**CHALLENGE:** Below are the records. List every line holding the word "Donnerstag".

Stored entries
::::

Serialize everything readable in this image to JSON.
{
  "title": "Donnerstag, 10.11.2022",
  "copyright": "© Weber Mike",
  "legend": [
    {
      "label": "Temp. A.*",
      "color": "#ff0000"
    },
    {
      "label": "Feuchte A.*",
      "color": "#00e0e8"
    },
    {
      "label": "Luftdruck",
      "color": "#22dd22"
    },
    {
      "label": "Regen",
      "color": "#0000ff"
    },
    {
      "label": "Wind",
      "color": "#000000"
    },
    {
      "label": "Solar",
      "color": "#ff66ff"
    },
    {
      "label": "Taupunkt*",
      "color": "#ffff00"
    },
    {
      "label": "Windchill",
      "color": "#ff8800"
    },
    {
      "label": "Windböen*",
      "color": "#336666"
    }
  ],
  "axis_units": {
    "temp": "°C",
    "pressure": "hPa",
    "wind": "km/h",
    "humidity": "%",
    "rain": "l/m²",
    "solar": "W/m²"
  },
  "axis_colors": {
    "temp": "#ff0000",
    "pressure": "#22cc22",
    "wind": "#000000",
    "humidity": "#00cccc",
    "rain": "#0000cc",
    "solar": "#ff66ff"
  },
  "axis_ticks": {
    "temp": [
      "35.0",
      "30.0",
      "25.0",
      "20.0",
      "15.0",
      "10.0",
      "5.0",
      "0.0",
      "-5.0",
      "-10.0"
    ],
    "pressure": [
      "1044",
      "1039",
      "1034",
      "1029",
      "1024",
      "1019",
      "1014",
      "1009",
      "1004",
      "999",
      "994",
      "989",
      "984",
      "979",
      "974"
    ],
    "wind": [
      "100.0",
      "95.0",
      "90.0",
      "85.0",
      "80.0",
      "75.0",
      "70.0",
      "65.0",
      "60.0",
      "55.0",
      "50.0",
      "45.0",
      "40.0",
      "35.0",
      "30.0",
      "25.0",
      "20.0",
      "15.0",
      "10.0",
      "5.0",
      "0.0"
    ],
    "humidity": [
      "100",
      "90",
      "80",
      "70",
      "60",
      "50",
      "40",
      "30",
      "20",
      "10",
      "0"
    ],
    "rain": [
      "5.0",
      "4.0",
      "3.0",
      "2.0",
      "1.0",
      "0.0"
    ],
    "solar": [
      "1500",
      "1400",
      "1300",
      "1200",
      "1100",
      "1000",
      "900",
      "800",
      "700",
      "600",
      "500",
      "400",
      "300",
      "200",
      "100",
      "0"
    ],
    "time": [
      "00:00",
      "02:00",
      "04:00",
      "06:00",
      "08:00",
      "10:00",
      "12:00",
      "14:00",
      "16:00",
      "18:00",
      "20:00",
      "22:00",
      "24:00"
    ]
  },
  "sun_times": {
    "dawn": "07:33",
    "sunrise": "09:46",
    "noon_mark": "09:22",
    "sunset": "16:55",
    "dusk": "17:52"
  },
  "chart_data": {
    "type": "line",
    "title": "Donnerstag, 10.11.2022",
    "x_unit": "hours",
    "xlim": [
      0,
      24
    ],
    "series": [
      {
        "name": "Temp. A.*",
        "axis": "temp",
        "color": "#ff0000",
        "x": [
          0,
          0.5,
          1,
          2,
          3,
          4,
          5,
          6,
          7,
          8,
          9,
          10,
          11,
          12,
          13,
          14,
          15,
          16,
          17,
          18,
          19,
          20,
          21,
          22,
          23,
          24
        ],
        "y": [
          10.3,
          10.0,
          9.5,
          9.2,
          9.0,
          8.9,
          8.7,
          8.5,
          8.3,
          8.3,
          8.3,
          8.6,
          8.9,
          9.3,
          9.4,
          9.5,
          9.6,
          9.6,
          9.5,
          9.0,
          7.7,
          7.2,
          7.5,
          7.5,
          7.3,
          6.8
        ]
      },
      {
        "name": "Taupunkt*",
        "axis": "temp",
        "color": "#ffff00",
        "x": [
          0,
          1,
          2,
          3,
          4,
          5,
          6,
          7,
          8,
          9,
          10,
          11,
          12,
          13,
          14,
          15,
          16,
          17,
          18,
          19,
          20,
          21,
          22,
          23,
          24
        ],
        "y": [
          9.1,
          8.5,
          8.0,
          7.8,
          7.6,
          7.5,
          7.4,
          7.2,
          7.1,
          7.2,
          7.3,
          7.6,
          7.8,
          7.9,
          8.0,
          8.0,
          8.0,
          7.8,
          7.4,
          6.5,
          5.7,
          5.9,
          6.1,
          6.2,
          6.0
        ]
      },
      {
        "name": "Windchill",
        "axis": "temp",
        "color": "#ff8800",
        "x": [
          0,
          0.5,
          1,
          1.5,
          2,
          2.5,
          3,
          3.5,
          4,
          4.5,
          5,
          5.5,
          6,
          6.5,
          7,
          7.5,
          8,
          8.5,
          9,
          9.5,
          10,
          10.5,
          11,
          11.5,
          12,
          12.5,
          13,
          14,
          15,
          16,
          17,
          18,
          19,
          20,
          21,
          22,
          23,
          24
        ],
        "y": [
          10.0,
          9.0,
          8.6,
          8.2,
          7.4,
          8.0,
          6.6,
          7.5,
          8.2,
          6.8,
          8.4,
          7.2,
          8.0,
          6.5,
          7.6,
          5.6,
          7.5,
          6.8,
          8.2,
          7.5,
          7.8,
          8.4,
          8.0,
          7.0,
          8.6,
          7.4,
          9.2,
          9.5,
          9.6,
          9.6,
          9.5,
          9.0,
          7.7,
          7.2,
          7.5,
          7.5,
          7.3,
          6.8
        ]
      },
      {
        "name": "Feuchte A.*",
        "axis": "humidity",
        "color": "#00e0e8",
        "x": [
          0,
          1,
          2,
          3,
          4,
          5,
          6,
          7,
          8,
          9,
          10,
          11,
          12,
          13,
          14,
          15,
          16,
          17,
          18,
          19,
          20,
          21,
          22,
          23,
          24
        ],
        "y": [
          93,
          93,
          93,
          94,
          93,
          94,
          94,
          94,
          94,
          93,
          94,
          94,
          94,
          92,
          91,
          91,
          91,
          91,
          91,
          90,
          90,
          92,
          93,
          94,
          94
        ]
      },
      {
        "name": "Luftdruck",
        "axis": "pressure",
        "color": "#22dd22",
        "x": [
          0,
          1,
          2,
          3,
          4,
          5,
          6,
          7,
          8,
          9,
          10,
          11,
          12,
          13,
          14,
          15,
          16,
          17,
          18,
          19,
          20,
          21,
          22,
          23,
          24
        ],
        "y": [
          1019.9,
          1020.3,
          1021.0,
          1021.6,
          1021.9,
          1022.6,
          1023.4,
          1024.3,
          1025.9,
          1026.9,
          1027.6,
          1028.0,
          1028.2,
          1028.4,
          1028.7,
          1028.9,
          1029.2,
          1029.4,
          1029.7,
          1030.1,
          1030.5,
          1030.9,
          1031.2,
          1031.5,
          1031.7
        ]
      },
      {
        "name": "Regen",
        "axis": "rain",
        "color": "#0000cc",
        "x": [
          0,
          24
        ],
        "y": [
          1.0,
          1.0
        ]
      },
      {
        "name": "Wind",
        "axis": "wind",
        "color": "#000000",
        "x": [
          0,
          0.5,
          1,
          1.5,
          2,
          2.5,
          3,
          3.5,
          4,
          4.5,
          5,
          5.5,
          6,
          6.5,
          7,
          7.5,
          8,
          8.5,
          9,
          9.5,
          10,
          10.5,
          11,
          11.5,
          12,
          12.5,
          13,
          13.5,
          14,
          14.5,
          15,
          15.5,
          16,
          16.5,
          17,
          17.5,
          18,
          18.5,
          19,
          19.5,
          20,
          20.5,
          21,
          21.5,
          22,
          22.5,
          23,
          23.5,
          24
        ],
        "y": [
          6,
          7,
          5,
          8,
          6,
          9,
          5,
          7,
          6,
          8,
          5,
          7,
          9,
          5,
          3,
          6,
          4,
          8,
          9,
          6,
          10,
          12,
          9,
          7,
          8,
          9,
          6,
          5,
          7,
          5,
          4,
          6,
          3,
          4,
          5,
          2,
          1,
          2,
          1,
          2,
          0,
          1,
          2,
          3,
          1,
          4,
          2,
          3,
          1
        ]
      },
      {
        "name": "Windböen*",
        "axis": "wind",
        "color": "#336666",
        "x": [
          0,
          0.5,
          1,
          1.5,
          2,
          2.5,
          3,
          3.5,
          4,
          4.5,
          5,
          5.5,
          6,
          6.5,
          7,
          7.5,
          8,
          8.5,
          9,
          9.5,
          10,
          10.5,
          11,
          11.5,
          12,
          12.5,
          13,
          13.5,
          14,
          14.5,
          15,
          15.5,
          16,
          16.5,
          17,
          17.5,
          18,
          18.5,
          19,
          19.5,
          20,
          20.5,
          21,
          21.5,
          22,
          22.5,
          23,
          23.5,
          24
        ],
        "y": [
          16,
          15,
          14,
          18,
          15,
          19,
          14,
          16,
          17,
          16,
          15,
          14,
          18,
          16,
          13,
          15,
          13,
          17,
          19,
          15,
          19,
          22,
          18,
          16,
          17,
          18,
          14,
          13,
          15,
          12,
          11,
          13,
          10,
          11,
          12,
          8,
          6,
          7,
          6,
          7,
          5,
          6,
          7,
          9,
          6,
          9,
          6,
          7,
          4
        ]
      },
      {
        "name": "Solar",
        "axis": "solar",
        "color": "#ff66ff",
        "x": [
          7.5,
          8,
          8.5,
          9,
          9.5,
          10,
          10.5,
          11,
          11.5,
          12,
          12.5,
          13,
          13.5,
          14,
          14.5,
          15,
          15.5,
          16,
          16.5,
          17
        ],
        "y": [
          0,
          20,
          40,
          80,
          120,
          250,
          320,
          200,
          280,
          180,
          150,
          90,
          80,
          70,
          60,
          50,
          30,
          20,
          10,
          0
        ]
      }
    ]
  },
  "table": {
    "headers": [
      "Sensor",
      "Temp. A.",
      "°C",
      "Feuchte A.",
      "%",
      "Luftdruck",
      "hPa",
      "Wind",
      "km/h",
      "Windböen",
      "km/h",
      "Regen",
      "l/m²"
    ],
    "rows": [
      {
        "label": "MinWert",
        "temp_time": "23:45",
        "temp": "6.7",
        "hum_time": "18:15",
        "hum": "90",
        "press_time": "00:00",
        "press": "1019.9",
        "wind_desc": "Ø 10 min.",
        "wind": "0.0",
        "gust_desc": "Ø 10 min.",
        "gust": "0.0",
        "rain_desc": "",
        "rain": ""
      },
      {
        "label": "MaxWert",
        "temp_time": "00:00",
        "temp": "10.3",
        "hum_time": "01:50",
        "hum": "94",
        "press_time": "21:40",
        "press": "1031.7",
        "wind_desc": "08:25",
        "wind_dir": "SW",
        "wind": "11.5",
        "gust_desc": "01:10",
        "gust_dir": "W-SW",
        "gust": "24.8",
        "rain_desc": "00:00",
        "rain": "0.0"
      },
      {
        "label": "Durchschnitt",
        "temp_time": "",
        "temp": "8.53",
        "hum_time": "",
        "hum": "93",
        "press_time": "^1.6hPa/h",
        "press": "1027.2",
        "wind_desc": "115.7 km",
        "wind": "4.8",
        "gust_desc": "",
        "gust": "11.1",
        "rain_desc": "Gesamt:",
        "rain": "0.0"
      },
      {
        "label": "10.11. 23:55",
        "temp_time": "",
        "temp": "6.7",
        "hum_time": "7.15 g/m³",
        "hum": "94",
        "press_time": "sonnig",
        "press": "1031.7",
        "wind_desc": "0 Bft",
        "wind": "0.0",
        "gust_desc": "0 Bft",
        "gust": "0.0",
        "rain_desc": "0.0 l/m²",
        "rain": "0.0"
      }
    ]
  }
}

::::

**IN RESPONSE:**
  "title": "Donnerstag, 10.11.2022",
    "title": "Donnerstag, 10.11.2022",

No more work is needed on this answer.